TASK: Pictures stay out of the copy; restate everything else in the material exactly.

GIVEN INFORMATION:
══════
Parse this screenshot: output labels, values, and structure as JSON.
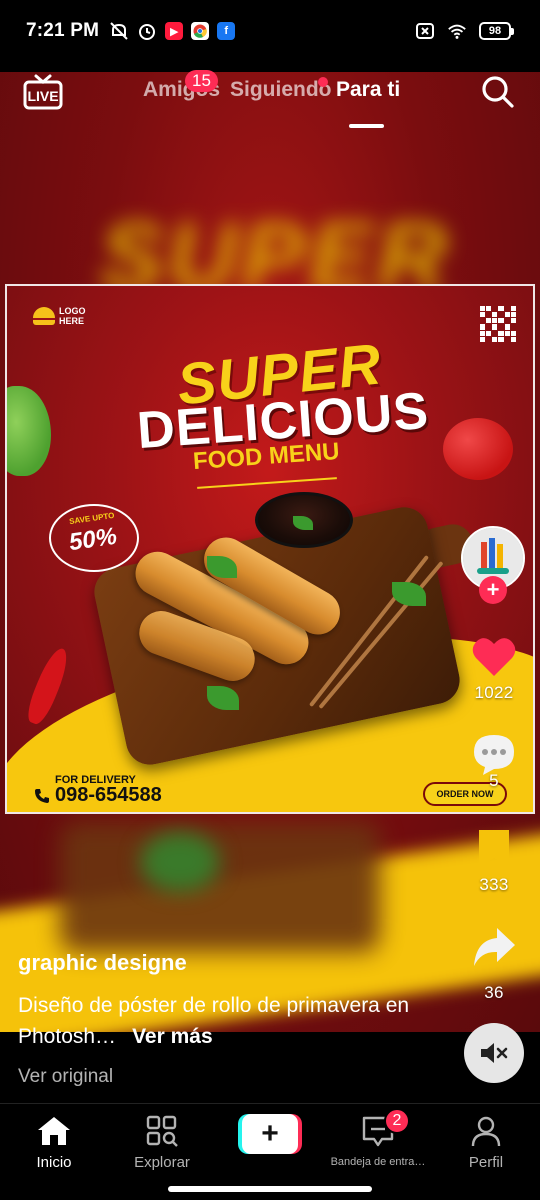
{
  "status_bar": {
    "time": "7:21 PM",
    "battery": "98",
    "left_icons": [
      "mute-icon",
      "alarm-icon",
      "youtube-icon",
      "chrome-icon",
      "facebook-icon"
    ],
    "right_icons": [
      "sim-icon",
      "wifi-icon",
      "battery-icon"
    ]
  },
  "top_nav": {
    "live_label": "LIVE",
    "tabs": [
      {
        "label": "Amigos",
        "badge": "15"
      },
      {
        "label": "Siguiendo",
        "dot": true
      },
      {
        "label": "Para ti",
        "active": true
      }
    ]
  },
  "poster": {
    "logo": "LOGO HERE",
    "headline_1": "SUPER",
    "headline_2": "DELICIOUS",
    "headline_3": "FOOD MENU",
    "save_small": "SAVE UPTO",
    "save_pct": "50%",
    "delivery_label": "FOR DELIVERY",
    "delivery_phone": "098-654588",
    "order_button": "ORDER NOW"
  },
  "actions": {
    "likes": "1022",
    "comments": "5",
    "saves": "333",
    "shares": "36"
  },
  "caption": {
    "username": "graphic designe",
    "description": "Diseño de póster de rollo de primavera en Photosh…",
    "see_more": "Ver más",
    "original": "Ver original"
  },
  "bottom_nav": {
    "items": [
      {
        "label": "Inicio",
        "active": true
      },
      {
        "label": "Explorar"
      },
      {
        "label": "Bandeja de entra…",
        "badge": "2"
      },
      {
        "label": "Perfil"
      }
    ]
  },
  "colors": {
    "accent": "#fe2c55",
    "cyan": "#25f4ee",
    "poster_red": "#9e1316",
    "poster_yellow": "#f7c70e"
  }
}
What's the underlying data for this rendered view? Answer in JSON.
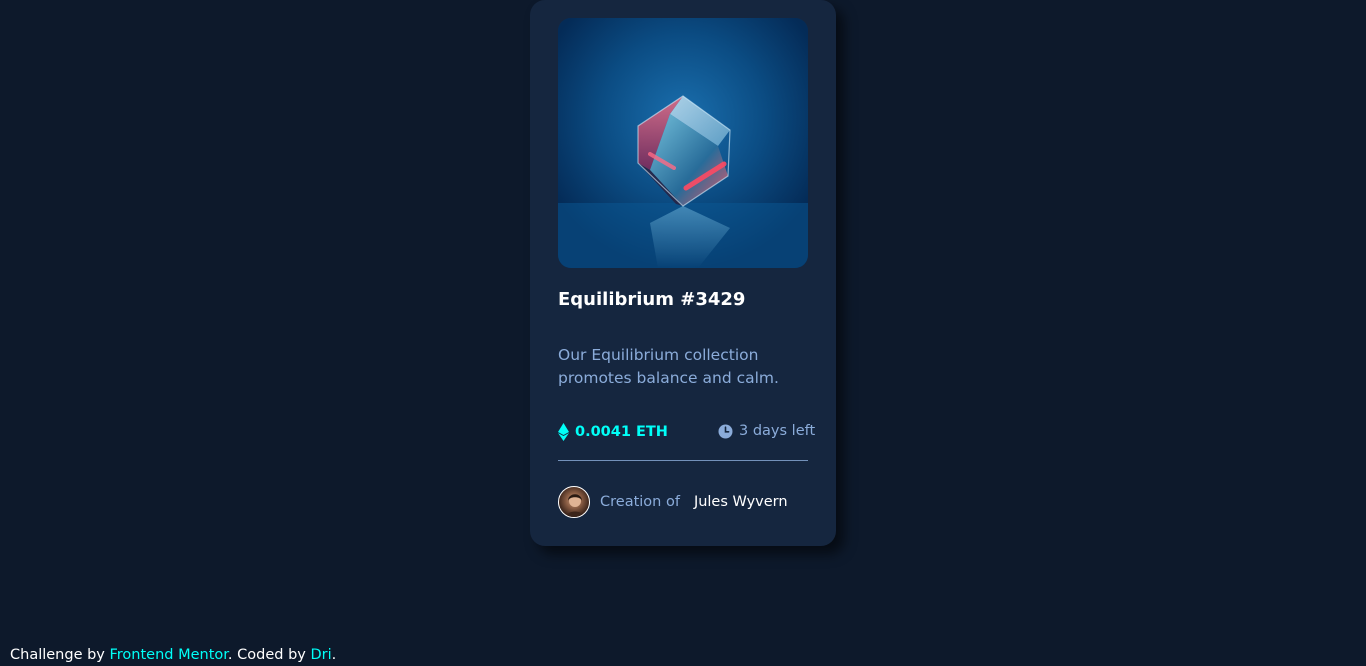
{
  "card": {
    "image_alt": "equilibrium cube",
    "title": "Equilibrium #3429",
    "description": "Our Equilibrium collection promotes balance and calm.",
    "price": "0.0041 ETH",
    "time_left": "3 days left",
    "creator_prefix": "Creation of",
    "creator_name": "Jules Wyvern",
    "icons": {
      "price": "ethereum-icon",
      "time": "clock-icon"
    }
  },
  "attribution": {
    "prefix": "Challenge by",
    "link1": "Frontend Mentor",
    "middle": ". Coded by",
    "link2": "Dri",
    "suffix": "."
  },
  "colors": {
    "page_background": "#0d192b",
    "card_background": "#15263f",
    "accent_cyan": "#00fff8",
    "soft_blue": "#8bacda",
    "white": "#ffffff"
  }
}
══════
RESULT FOR THIS TASK:
Parse this screenshot: output labels, values, and structure as JSON.
{
  "status_bar": {
    "time": "7:21 PM",
    "battery": "98",
    "left_icons": [
      "mute-icon",
      "alarm-icon",
      "youtube-icon",
      "chrome-icon",
      "facebook-icon"
    ],
    "right_icons": [
      "sim-icon",
      "wifi-icon",
      "battery-icon"
    ]
  },
  "top_nav": {
    "live_label": "LIVE",
    "tabs": [
      {
        "label": "Amigos",
        "badge": "15"
      },
      {
        "label": "Siguiendo",
        "dot": true
      },
      {
        "label": "Para ti",
        "active": true
      }
    ]
  },
  "poster": {
    "logo": "LOGO HERE",
    "headline_1": "SUPER",
    "headline_2": "DELICIOUS",
    "headline_3": "FOOD MENU",
    "save_small": "SAVE UPTO",
    "save_pct": "50%",
    "delivery_label": "FOR DELIVERY",
    "delivery_phone": "098-654588",
    "order_button": "ORDER NOW"
  },
  "actions": {
    "likes": "1022",
    "comments": "5",
    "saves": "333",
    "shares": "36"
  },
  "caption": {
    "username": "graphic designe",
    "description": "Diseño de póster de rollo de primavera en Photosh…",
    "see_more": "Ver más",
    "original": "Ver original"
  },
  "bottom_nav": {
    "items": [
      {
        "label": "Inicio",
        "active": true
      },
      {
        "label": "Explorar"
      },
      {
        "label": "Bandeja de entra…",
        "badge": "2"
      },
      {
        "label": "Perfil"
      }
    ]
  },
  "colors": {
    "accent": "#fe2c55",
    "cyan": "#25f4ee",
    "poster_red": "#9e1316",
    "poster_yellow": "#f7c70e"
  }
}
What's the underlying data for this rendered view? Answer in JSON.
{
  "card": {
    "image_alt": "equilibrium cube",
    "title": "Equilibrium #3429",
    "description": "Our Equilibrium collection promotes balance and calm.",
    "price": "0.0041 ETH",
    "time_left": "3 days left",
    "creator_prefix": "Creation of",
    "creator_name": "Jules Wyvern",
    "icons": {
      "price": "ethereum-icon",
      "time": "clock-icon"
    }
  },
  "attribution": {
    "prefix": "Challenge by",
    "link1": "Frontend Mentor",
    "middle": ". Coded by",
    "link2": "Dri",
    "suffix": "."
  },
  "colors": {
    "page_background": "#0d192b",
    "card_background": "#15263f",
    "accent_cyan": "#00fff8",
    "soft_blue": "#8bacda",
    "white": "#ffffff"
  }
}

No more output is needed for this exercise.